-- Start of Records provided --
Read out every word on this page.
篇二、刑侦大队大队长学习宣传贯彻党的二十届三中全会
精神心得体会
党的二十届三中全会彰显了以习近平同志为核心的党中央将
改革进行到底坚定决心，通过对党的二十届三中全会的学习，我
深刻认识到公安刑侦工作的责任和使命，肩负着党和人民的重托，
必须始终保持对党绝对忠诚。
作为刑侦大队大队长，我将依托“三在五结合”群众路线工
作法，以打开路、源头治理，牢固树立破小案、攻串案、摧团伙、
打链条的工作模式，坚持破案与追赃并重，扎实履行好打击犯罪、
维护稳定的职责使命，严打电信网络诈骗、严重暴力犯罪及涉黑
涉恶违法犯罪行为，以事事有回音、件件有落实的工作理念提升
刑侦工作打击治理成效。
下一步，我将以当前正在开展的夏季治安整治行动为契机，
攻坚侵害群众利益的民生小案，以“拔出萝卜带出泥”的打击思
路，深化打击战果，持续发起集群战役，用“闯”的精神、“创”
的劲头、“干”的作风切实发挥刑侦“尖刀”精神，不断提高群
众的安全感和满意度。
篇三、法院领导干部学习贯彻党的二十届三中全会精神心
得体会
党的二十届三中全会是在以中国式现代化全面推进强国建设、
-- End of Records provided --
Stated exercise: Return the whole listing exactly, with every line included.

Result of the exercise:
Read out every word on this page.
篇二、刑侦大队大队长学习宣传贯彻党的二十届三中全会
精神心得体会
党的二十届三中全会彰显了以习近平同志为核心的党中央将
改革进行到底坚定决心，通过对党的二十届三中全会的学习，我
深刻认识到公安刑侦工作的责任和使命，肩负着党和人民的重托，
必须始终保持对党绝对忠诚。
作为刑侦大队大队长，我将依托“三在五结合”群众路线工
作法，以打开路、源头治理，牢固树立破小案、攻串案、摧团伙、
打链条的工作模式，坚持破案与追赃并重，扎实履行好打击犯罪、
维护稳定的职责使命，严打电信网络诈骗、严重暴力犯罪及涉黑
涉恶违法犯罪行为，以事事有回音、件件有落实的工作理念提升
刑侦工作打击治理成效。
下一步，我将以当前正在开展的夏季治安整治行动为契机，
攻坚侵害群众利益的民生小案，以“拔出萝卜带出泥”的打击思
路，深化打击战果，持续发起集群战役，用“闯”的精神、“创”
的劲头、“干”的作风切实发挥刑侦“尖刀”精神，不断提高群
众的安全感和满意度。
篇三、法院领导干部学习贯彻党的二十届三中全会精神心
得体会
党的二十届三中全会是在以中国式现代化全面推进强国建设、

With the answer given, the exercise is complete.